Problem to work on
Gather every line holding the string "这个原则也是很重要的".

(Data listing)
=-=-=
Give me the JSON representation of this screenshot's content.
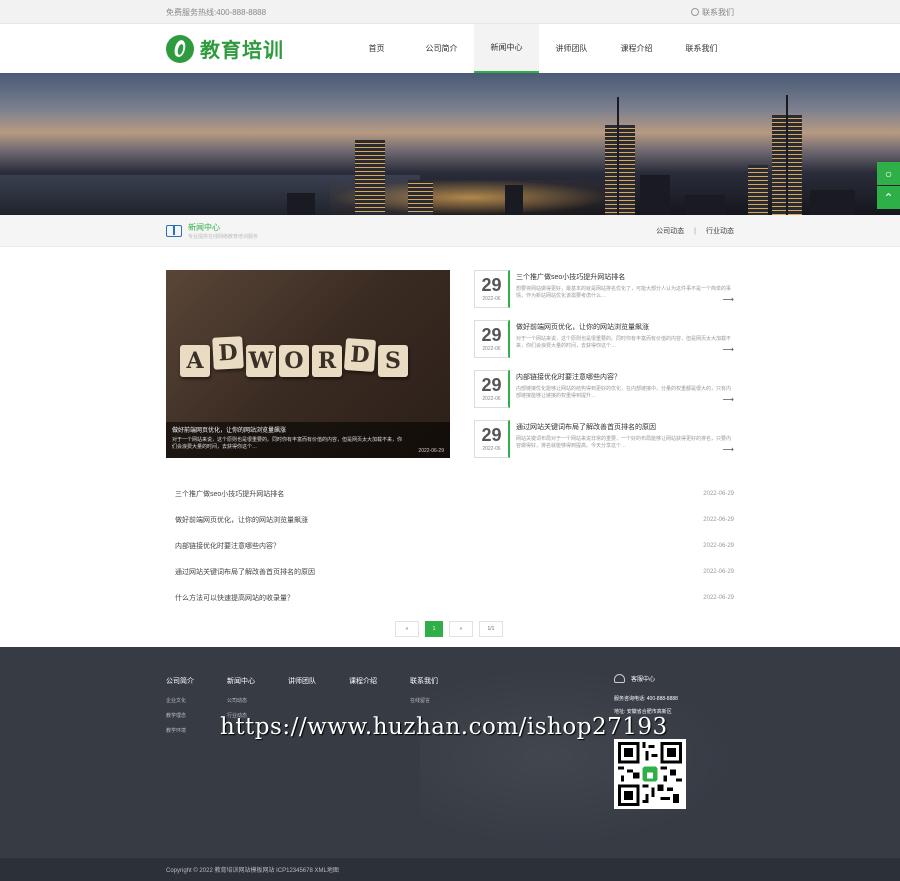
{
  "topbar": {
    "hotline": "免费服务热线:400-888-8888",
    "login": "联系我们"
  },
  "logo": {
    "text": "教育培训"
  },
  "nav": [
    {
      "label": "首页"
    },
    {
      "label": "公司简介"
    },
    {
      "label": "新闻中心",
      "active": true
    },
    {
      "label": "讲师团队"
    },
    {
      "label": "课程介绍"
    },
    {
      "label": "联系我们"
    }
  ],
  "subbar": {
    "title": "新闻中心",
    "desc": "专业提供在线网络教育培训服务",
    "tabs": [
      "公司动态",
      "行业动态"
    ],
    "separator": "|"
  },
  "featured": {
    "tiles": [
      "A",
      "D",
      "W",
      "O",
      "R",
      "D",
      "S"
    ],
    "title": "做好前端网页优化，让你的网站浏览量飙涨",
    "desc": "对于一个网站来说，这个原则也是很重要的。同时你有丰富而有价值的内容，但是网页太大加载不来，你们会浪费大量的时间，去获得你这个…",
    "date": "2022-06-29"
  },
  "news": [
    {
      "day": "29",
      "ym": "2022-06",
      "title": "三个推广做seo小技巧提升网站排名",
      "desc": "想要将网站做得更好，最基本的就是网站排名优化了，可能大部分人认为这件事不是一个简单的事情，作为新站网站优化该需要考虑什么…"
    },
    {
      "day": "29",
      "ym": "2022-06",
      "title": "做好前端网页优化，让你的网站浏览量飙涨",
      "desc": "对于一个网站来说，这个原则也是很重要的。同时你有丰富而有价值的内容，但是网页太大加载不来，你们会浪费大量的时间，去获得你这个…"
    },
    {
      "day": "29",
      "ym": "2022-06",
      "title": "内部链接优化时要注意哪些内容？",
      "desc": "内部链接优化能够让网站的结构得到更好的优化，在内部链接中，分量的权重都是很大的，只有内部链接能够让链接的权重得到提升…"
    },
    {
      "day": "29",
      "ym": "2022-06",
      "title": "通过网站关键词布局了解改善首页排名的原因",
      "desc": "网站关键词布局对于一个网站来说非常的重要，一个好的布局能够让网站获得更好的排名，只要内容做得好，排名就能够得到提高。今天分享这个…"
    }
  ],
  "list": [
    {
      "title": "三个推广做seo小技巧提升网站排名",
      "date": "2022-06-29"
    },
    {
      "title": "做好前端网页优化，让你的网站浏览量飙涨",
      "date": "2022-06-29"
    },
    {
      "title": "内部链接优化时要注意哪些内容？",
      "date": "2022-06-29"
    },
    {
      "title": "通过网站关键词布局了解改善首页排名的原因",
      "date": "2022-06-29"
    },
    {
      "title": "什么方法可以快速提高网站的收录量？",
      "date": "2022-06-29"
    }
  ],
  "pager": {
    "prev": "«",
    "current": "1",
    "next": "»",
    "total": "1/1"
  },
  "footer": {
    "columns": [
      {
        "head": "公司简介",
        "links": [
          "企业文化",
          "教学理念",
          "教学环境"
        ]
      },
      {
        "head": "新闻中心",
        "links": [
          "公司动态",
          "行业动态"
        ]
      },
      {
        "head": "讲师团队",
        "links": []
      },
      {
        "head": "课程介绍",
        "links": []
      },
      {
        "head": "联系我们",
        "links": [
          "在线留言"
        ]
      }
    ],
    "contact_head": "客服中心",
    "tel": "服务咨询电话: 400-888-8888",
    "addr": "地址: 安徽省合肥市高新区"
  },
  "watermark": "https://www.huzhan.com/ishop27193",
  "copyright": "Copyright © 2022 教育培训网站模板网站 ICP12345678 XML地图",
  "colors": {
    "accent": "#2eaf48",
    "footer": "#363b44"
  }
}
=-=-=
Result for this task
    "desc": "对于一个网站来说，这个原则也是很重要的。同时你有丰富而有价值的内容，但是网页太大加载不来，你们会浪费大量的时间，去获得你这个…",
      "desc": "对于一个网站来说，这个原则也是很重要的。同时你有丰富而有价值的内容，但是网页太大加载不来，你们会浪费大量的时间，去获得你这个…"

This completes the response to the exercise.